What the task asks:
Your task is to copy every line of the records below that contains "Rojas".

Source records:
□ □ □

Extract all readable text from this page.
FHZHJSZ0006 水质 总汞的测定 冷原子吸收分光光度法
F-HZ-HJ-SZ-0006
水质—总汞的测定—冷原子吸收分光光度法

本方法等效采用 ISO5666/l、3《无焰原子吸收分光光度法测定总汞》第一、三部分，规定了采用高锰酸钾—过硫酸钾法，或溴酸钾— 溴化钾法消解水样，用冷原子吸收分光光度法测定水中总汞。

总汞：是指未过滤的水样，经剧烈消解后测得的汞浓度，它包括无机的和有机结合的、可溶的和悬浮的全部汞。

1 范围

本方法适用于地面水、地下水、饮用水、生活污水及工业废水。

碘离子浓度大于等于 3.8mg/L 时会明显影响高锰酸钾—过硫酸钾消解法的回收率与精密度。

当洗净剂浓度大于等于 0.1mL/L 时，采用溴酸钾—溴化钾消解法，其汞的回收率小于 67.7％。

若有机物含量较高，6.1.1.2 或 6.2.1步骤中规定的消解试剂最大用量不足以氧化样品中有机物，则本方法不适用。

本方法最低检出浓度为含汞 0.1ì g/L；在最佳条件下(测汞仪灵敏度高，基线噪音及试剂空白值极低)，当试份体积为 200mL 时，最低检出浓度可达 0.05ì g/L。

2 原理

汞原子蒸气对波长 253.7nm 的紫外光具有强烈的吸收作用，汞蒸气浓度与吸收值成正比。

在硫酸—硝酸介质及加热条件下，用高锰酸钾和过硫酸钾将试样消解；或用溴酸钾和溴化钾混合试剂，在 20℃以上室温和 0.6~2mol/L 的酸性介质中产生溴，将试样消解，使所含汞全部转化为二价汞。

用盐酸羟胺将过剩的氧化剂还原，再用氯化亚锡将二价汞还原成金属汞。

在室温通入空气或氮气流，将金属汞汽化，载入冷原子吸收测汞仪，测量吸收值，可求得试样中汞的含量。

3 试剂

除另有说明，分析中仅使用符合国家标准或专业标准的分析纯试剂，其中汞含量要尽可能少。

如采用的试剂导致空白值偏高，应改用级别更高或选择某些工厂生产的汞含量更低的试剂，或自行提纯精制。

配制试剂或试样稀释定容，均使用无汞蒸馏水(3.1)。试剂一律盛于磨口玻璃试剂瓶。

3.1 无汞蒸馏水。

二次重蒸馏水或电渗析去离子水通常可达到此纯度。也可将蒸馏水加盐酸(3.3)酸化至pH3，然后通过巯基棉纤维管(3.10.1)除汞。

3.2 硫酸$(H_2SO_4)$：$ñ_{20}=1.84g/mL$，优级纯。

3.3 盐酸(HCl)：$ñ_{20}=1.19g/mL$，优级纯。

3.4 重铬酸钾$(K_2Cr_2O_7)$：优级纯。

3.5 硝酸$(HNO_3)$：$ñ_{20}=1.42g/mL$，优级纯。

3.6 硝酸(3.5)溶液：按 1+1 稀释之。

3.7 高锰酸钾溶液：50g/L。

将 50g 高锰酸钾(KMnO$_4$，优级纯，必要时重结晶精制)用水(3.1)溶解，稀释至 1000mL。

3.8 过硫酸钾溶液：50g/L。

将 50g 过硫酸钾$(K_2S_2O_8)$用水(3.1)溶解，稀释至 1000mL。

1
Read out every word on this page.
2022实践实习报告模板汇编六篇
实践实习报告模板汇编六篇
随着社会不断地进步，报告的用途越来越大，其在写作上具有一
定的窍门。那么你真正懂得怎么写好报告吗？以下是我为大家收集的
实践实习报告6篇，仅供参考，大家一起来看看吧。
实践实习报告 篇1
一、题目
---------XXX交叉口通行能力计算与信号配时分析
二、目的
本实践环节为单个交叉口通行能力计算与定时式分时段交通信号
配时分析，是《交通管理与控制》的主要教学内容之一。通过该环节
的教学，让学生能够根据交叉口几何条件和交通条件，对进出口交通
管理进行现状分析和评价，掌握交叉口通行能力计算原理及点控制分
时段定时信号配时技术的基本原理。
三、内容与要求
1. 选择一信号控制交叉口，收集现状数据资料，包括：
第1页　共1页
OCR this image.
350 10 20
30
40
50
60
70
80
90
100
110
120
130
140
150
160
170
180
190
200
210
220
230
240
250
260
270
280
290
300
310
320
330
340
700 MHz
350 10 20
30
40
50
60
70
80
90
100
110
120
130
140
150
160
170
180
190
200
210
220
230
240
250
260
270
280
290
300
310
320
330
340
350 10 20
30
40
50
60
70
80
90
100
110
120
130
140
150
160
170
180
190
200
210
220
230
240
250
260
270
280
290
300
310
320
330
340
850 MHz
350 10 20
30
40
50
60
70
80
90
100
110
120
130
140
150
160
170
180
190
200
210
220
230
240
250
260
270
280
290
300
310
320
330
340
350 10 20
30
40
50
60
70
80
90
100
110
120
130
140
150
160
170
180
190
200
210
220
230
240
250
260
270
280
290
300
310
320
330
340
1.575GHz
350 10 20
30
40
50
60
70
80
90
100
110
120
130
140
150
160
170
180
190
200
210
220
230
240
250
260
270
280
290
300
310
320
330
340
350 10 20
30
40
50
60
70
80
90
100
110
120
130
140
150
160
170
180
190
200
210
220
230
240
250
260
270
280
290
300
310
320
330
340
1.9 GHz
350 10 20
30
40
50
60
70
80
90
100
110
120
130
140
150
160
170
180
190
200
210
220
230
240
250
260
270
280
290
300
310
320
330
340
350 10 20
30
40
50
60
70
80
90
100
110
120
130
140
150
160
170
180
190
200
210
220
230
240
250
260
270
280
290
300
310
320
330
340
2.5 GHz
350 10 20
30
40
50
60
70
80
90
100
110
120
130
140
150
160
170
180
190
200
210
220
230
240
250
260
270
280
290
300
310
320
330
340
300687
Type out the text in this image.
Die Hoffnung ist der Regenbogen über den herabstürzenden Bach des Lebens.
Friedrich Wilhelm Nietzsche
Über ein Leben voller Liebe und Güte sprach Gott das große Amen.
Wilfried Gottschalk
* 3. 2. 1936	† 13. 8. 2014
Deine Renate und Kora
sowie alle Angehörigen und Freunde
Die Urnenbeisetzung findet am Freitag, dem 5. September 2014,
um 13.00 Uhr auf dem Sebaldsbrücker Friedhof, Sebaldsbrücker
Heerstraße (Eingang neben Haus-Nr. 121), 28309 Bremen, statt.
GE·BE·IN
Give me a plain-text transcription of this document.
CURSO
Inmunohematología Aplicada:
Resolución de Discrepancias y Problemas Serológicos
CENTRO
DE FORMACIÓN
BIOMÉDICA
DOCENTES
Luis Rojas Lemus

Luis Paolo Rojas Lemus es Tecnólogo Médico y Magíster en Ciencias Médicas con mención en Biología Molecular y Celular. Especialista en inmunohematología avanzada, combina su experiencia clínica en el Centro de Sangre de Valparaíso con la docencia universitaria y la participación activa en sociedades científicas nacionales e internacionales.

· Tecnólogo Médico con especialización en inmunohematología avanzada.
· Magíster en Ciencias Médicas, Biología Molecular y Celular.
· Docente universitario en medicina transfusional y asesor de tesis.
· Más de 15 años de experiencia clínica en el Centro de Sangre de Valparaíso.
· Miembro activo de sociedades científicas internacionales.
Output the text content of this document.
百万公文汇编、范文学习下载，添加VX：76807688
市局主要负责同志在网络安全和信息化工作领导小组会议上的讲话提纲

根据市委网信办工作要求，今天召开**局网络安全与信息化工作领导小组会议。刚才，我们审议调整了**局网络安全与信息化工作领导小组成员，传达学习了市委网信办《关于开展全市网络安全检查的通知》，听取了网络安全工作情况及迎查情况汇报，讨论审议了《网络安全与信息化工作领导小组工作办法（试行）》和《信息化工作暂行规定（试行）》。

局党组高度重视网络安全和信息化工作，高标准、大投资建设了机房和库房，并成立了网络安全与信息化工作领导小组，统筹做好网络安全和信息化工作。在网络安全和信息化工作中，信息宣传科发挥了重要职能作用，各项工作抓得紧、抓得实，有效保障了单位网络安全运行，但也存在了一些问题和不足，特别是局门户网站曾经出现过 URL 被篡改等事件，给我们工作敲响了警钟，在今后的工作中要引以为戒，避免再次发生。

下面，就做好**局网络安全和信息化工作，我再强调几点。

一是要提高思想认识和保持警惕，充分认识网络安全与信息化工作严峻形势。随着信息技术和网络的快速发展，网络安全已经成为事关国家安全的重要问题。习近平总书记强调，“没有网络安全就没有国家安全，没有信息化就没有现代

□ □ □

Worked solution:
Luis Rojas Lemus
Luis Paolo Rojas Lemus es Tecnólogo Médico y Magíster en Ciencias Médicas con mención en Biología Molecular y Celular. Especialista en inmunohematología avanzada, combina su experiencia clínica en el Centro de Sangre de Valparaíso con la docencia universitaria y la participación activa en sociedades científicas nacionales e internacionales.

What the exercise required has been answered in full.